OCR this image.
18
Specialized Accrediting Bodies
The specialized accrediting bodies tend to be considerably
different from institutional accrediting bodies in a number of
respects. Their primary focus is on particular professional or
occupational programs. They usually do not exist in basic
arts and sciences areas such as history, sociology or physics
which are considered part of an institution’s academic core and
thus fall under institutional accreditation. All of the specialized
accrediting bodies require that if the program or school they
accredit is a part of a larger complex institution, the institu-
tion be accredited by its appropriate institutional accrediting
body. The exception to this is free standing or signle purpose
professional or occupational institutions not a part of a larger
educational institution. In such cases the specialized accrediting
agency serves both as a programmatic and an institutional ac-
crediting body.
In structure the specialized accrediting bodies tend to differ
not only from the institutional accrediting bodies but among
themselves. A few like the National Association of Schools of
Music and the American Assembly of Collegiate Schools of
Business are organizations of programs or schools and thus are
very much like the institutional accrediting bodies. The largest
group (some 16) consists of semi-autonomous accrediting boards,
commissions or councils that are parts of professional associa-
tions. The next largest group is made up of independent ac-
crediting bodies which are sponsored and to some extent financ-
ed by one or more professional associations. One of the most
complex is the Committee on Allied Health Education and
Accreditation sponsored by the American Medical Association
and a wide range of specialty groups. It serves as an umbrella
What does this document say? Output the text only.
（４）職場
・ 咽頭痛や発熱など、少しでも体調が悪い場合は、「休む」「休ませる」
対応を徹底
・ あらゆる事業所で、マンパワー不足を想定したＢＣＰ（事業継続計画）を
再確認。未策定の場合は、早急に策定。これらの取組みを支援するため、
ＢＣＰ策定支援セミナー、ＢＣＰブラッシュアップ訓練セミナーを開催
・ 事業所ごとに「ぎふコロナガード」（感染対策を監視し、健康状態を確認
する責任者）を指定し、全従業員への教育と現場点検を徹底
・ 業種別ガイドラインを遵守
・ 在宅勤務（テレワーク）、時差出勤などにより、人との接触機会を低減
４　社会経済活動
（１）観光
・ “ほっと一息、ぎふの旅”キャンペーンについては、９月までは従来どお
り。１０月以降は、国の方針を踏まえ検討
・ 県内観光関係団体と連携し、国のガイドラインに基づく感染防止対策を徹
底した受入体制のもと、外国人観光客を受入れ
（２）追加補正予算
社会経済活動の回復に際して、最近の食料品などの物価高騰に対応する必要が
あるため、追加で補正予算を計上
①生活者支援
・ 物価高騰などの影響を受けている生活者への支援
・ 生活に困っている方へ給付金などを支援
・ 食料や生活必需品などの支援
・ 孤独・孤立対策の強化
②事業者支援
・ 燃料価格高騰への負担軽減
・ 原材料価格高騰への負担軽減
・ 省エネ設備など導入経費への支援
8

Given task:
Starting from the line containing "What does this", repeat each line through the end of the entries, exactly.

Result:
What does this document say? Output the text only.
（４）職場
・ 咽頭痛や発熱など、少しでも体調が悪い場合は、「休む」「休ませる」
対応を徹底
・ あらゆる事業所で、マンパワー不足を想定したＢＣＰ（事業継続計画）を
再確認。未策定の場合は、早急に策定。これらの取組みを支援するため、
ＢＣＰ策定支援セミナー、ＢＣＰブラッシュアップ訓練セミナーを開催
・ 事業所ごとに「ぎふコロナガード」（感染対策を監視し、健康状態を確認
する責任者）を指定し、全従業員への教育と現場点検を徹底
・ 業種別ガイドラインを遵守
・ 在宅勤務（テレワーク）、時差出勤などにより、人との接触機会を低減
４　社会経済活動
（１）観光
・ “ほっと一息、ぎふの旅”キャンペーンについては、９月までは従来どお
り。１０月以降は、国の方針を踏まえ検討
・ 県内観光関係団体と連携し、国のガイドラインに基づく感染防止対策を徹
底した受入体制のもと、外国人観光客を受入れ
（２）追加補正予算
社会経済活動の回復に際して、最近の食料品などの物価高騰に対応する必要が
あるため、追加で補正予算を計上
①生活者支援
・ 物価高騰などの影響を受けている生活者への支援
・ 生活に困っている方へ給付金などを支援
・ 食料や生活必需品などの支援
・ 孤独・孤立対策の強化
②事業者支援
・ 燃料価格高騰への負担軽減
・ 原材料価格高騰への負担軽減
・ 省エネ設備など導入経費への支援
8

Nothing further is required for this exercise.